** INSTRUCTION **
Check every line below for the word "where" and copy the ones that have it.

** DATA TO PROCESS **

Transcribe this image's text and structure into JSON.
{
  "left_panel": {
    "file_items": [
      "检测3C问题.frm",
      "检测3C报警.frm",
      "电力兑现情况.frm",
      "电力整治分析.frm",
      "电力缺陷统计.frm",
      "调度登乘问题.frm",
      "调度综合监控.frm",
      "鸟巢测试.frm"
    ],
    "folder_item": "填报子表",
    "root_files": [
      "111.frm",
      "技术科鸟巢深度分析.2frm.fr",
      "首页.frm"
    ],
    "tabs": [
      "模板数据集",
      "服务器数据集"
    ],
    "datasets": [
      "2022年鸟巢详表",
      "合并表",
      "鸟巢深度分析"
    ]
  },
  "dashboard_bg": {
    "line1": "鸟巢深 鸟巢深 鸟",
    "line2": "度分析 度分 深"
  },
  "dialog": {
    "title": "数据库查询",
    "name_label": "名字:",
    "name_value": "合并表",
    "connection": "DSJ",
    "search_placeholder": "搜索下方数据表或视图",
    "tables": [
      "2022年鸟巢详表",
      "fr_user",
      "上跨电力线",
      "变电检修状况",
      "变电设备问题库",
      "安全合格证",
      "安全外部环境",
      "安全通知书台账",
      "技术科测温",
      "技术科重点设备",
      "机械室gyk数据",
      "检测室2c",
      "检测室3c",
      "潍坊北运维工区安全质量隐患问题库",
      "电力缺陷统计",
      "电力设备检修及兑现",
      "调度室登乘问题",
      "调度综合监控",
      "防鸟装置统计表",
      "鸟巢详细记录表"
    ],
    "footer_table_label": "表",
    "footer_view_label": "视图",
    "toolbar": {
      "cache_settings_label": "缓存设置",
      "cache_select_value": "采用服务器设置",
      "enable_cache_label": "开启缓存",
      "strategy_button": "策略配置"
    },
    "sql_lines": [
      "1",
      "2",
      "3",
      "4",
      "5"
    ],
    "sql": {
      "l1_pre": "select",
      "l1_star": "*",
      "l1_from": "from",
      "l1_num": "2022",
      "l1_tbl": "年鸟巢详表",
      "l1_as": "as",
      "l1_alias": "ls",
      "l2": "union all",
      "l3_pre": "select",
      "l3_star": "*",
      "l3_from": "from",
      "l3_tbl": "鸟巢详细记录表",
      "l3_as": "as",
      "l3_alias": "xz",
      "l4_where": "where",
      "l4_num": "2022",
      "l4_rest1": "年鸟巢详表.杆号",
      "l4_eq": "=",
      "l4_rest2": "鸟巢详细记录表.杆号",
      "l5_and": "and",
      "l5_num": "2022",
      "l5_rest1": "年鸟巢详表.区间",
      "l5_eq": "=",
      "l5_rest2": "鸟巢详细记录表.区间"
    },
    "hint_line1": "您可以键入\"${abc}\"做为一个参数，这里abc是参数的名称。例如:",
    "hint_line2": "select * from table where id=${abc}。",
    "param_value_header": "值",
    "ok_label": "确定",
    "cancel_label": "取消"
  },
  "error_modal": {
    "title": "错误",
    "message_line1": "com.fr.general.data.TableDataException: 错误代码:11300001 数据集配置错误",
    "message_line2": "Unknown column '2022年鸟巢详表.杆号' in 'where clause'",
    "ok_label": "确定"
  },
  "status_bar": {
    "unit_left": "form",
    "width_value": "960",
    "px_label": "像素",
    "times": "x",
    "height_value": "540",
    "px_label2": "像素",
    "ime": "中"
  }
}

** WRITTEN REPLY **
      "l4_where": "where",
    "hint_line2": "select * from table where id=${abc}。",
    "message_line2": "Unknown column '2022年鸟巢详表.杆号' in 'where clause'",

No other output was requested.